## Stated problem:
Leave out the pictures and transcribe the rest of the records exactly.
— start of Information shown —
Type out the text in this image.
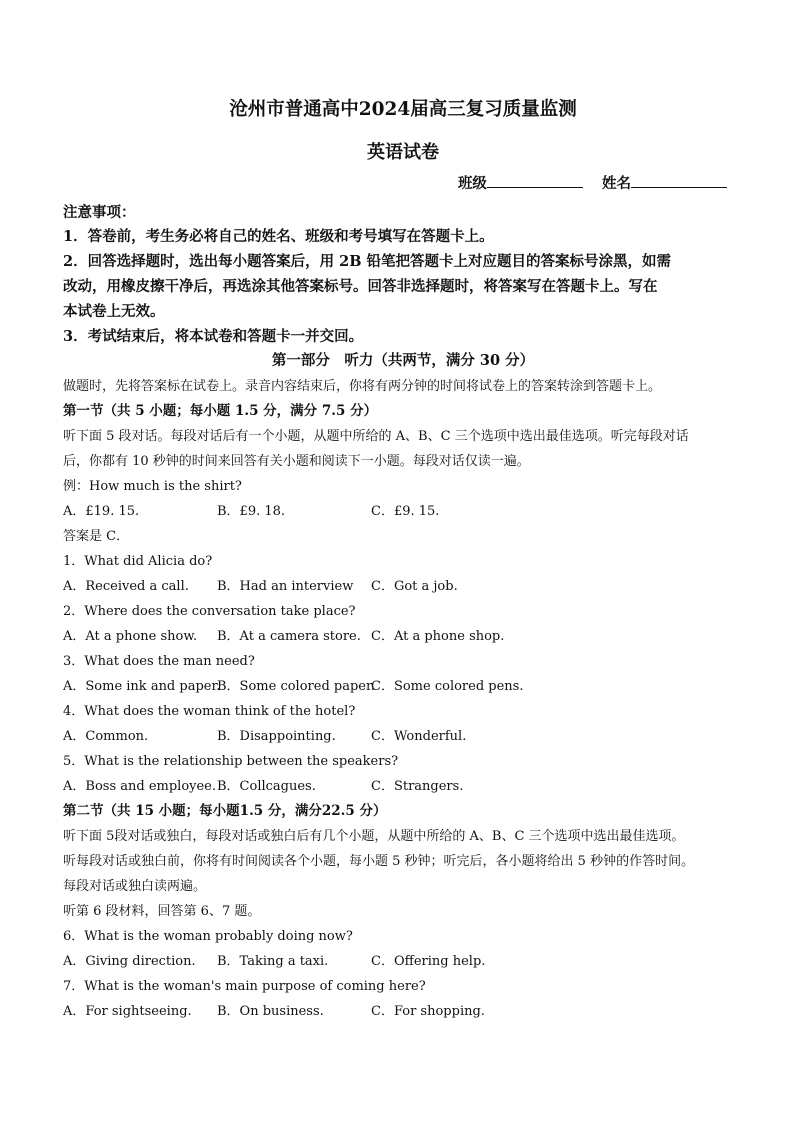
沧州市普通高中2024届高三复习质量监测
英语试卷
班级	姓名
注意事项：
1．答卷前，考生务必将自己的姓名、班级和考号填写在答题卡上。
2．回答选择题时，选出每小题答案后，用 2B 铅笔把答题卡上对应题目的答案标号涂黑，如需
改动，用橡皮擦干净后，再选涂其他答案标号。回答非选择题时，将答案写在答题卡上。写在
本试卷上无效。
3．考试结束后，将本试卷和答题卡一并交回。
第一部分　听力（共两节，满分 30 分）
做题时，先将答案标在试卷上。录音内容结束后，你将有两分钟的时间将试卷上的答案转涂到答题卡上。
第一节（共 5 小题；每小题 1.5 分，满分 7.5 分）
听下面 5 段对话。每段对话后有一个小题，从题中所给的 A、B、C 三个选项中选出最佳选项。听完每段对话
后，你都有 10 秒钟的时间来回答有关小题和阅读下一小题。每段对话仅读一遍。
例：How much is the shirt?
A．£19. 15.	B．£9. 18.	C．£9. 15.
答案是 C．
1．What did Alicia do?
A．Received a call. B．Had an interview C．Got a job.
2．Where does the conversation take place?
A．At a phone show. B．At a camera store. C．At a phone shop.
3．What does the man need?
A．Some ink and paper.
B．Some colored paper.
C．Some colored pens.
4．What does the woman think of the hotel?
A．Common.	B．Disappointing.	C．Wonderful.
5．What is the relationship between the speakers?
A．Boss and employee. B．Collcagues.	C．Strangers.
第二节（共 15 小题；每小题1.5 分，满分22.5 分）
听下面 5段对话或独白，每段对话或独白后有几个小题，从题中所给的 A、B、C 三个选项中选出最佳选项。
听每段对话或独白前，你将有时间阅读各个小题，每小题 5 秒钟；听完后，各小题将给出 5 秒钟的作答时间。
每段对话或独白读两遍。
听第 6 段材料，回答第 6、7 题。
6．What is the woman probably doing now?
A．Giving direction. B．Taking a taxi.	C．Offering help.
7．What is the woman's main purpose of coming here?
A．For sightseeing. B．On business.	C．For shopping.
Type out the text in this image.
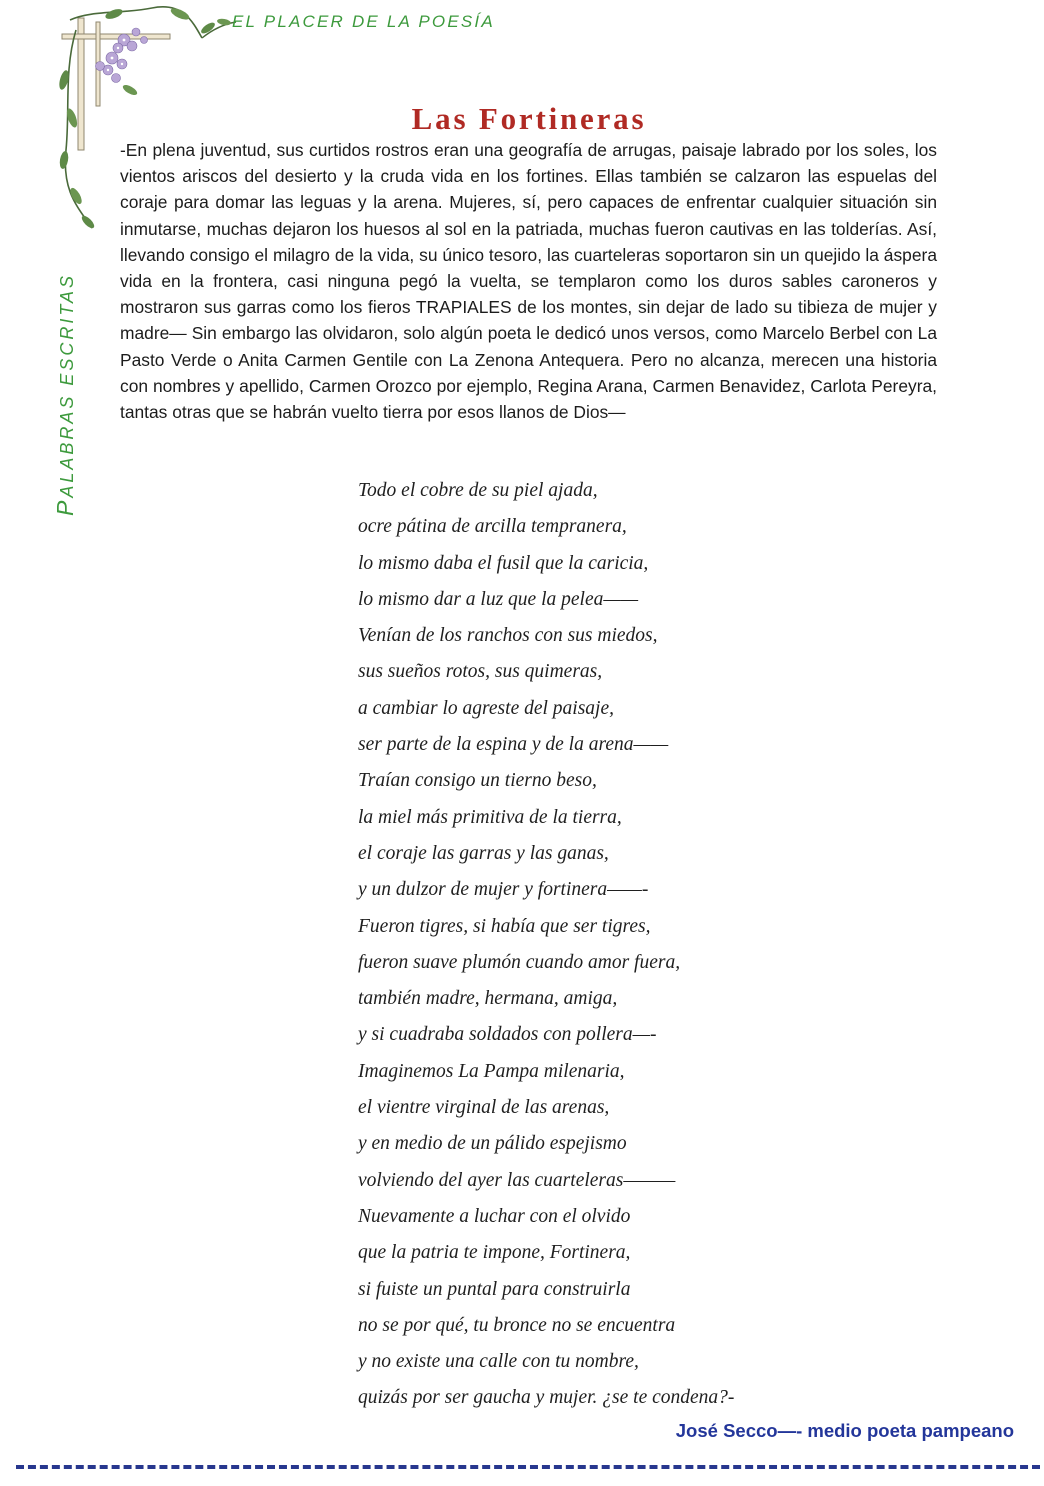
EL PLACER DE LA POESÍA
PALABRAS ESCRITAS
Las Fortineras

-En plena juventud, sus curtidos rostros eran una geografía de arrugas, paisaje labrado por los soles, los vientos ariscos del desierto y la cruda vida en los fortines. Ellas también se calzaron las espuelas del coraje para domar las leguas y la arena. Mujeres, sí, pero capaces de enfrentar cualquier situación sin inmutarse, muchas dejaron los huesos al sol en la patriada, muchas fueron cautivas en las tolderías. Así, llevando consigo el milagro de la vida, su único tesoro, las cuarteleras soportaron sin un quejido la áspera vida en la frontera, casi ninguna pegó la vuelta, se templaron como los duros sables caroneros y mostraron sus garras como los fieros TRAPIALES de los montes, sin dejar de lado su tibieza de mujer y madre— Sin embargo las olvidaron, solo algún poeta le dedicó unos versos, como Marcelo Berbel con La Pasto Verde o Anita Carmen Gentile con La Zenona Antequera. Pero no alcanza, merecen una historia con nombres y apellido, Carmen Orozco por ejemplo, Regina Arana, Carmen Benavidez, Carlota Pereyra, tantas otras que se habrán vuelto tierra por esos llanos de Dios—

Todo el cobre de su piel ajada,
ocre pátina de arcilla tempranera,
lo mismo daba el fusil que la caricia,
lo mismo dar a luz que la pelea——
Venían de los ranchos con sus miedos,
sus sueños rotos, sus quimeras,
a cambiar lo agreste del paisaje,
ser parte de la espina y de la arena——
Traían consigo un tierno beso,
la miel más primitiva de la tierra,
el coraje las garras y las ganas,
y un dulzor de mujer y fortinera——-
Fueron tigres, si había que ser tigres,
fueron suave plumón cuando amor fuera,
también madre, hermana, amiga,
y si cuadraba soldados con pollera—-
Imaginemos La Pampa milenaria,
el vientre virginal de las arenas,
y en medio de un pálido espejismo
volviendo del ayer las cuarteleras———
Nuevamente a luchar con el olvido
que la patria te impone, Fortinera,
si fuiste un puntal para construirla
no se por qué, tu bronce no se encuentra
y no existe una calle con tu nombre,
quizás por ser gaucha y mujer. ¿se te condena?-
José Secco—- medio poeta pampeano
— end of Information shown —
## Task solution:
Type out the text in this image.
沧州市普通高中2024届高三复习质量监测
英语试卷
班级	姓名
注意事项：
1．答卷前，考生务必将自己的姓名、班级和考号填写在答题卡上。
2．回答选择题时，选出每小题答案后，用 2B 铅笔把答题卡上对应题目的答案标号涂黑，如需
改动，用橡皮擦干净后，再选涂其他答案标号。回答非选择题时，将答案写在答题卡上。写在
本试卷上无效。
3．考试结束后，将本试卷和答题卡一并交回。
第一部分　听力（共两节，满分 30 分）
做题时，先将答案标在试卷上。录音内容结束后，你将有两分钟的时间将试卷上的答案转涂到答题卡上。
第一节（共 5 小题；每小题 1.5 分，满分 7.5 分）
听下面 5 段对话。每段对话后有一个小题，从题中所给的 A、B、C 三个选项中选出最佳选项。听完每段对话
后，你都有 10 秒钟的时间来回答有关小题和阅读下一小题。每段对话仅读一遍。
例：How much is the shirt?
A．£19. 15.	B．£9. 18.	C．£9. 15.
答案是 C．
1．What did Alicia do?
A．Received a call. B．Had an interview C．Got a job.
2．Where does the conversation take place?
A．At a phone show. B．At a camera store. C．At a phone shop.
3．What does the man need?
A．Some ink and paper.
B．Some colored paper.
C．Some colored pens.
4．What does the woman think of the hotel?
A．Common.	B．Disappointing.	C．Wonderful.
5．What is the relationship between the speakers?
A．Boss and employee. B．Collcagues.	C．Strangers.
第二节（共 15 小题；每小题1.5 分，满分22.5 分）
听下面 5段对话或独白，每段对话或独白后有几个小题，从题中所给的 A、B、C 三个选项中选出最佳选项。
听每段对话或独白前，你将有时间阅读各个小题，每小题 5 秒钟；听完后，各小题将给出 5 秒钟的作答时间。
每段对话或独白读两遍。
听第 6 段材料，回答第 6、7 题。
6．What is the woman probably doing now?
A．Giving direction. B．Taking a taxi.	C．Offering help.
7．What is the woman's main purpose of coming here?
A．For sightseeing. B．On business.	C．For shopping.
Type out the text in this image.
EL PLACER DE LA POESÍA
PALABRAS ESCRITAS
Las Fortineras

-En plena juventud, sus curtidos rostros eran una geografía de arrugas, paisaje labrado por los soles, los vientos ariscos del desierto y la cruda vida en los fortines. Ellas también se calzaron las espuelas del coraje para domar las leguas y la arena. Mujeres, sí, pero capaces de enfrentar cualquier situación sin inmutarse, muchas dejaron los huesos al sol en la patriada, muchas fueron cautivas en las tolderías. Así, llevando consigo el milagro de la vida, su único tesoro, las cuarteleras soportaron sin un quejido la áspera vida en la frontera, casi ninguna pegó la vuelta, se templaron como los duros sables caroneros y mostraron sus garras como los fieros TRAPIALES de los montes, sin dejar de lado su tibieza de mujer y madre— Sin embargo las olvidaron, solo algún poeta le dedicó unos versos, como Marcelo Berbel con La Pasto Verde o Anita Carmen Gentile con La Zenona Antequera. Pero no alcanza, merecen una historia con nombres y apellido, Carmen Orozco por ejemplo, Regina Arana, Carmen Benavidez, Carlota Pereyra, tantas otras que se habrán vuelto tierra por esos llanos de Dios—

Todo el cobre de su piel ajada,
ocre pátina de arcilla tempranera,
lo mismo daba el fusil que la caricia,
lo mismo dar a luz que la pelea——
Venían de los ranchos con sus miedos,
sus sueños rotos, sus quimeras,
a cambiar lo agreste del paisaje,
ser parte de la espina y de la arena——
Traían consigo un tierno beso,
la miel más primitiva de la tierra,
el coraje las garras y las ganas,
y un dulzor de mujer y fortinera——-
Fueron tigres, si había que ser tigres,
fueron suave plumón cuando amor fuera,
también madre, hermana, amiga,
y si cuadraba soldados con pollera—-
Imaginemos La Pampa milenaria,
el vientre virginal de las arenas,
y en medio de un pálido espejismo
volviendo del ayer las cuarteleras———
Nuevamente a luchar con el olvido
que la patria te impone, Fortinera,
si fuiste un puntal para construirla
no se por qué, tu bronce no se encuentra
y no existe una calle con tu nombre,
quizás por ser gaucha y mujer. ¿se te condena?-
José Secco—- medio poeta pampeano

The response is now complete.